- [EXERCISE DESCRIPTION]
In the material below, the lines containing the word "vacuuming" are required; copy each of them.

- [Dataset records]
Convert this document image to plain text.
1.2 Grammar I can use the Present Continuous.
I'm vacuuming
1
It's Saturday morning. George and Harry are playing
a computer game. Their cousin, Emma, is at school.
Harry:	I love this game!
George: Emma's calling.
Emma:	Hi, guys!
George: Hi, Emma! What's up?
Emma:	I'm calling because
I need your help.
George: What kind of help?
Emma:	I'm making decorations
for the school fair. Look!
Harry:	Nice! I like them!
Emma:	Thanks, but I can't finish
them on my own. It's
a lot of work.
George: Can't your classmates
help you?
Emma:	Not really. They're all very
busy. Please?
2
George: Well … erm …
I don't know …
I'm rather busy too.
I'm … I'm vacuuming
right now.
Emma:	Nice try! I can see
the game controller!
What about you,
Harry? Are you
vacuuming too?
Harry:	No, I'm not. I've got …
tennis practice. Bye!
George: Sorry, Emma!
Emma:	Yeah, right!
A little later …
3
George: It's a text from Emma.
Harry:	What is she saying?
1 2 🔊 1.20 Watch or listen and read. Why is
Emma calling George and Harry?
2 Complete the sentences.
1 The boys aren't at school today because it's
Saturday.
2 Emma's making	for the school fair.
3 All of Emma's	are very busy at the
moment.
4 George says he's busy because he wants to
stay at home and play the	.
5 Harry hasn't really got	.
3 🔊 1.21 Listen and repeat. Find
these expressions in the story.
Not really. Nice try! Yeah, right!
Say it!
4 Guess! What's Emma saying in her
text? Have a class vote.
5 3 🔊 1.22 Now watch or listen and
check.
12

- [RESULT BELOW]
I'm vacuuming
I'm … I'm vacuuming
vacuuming too?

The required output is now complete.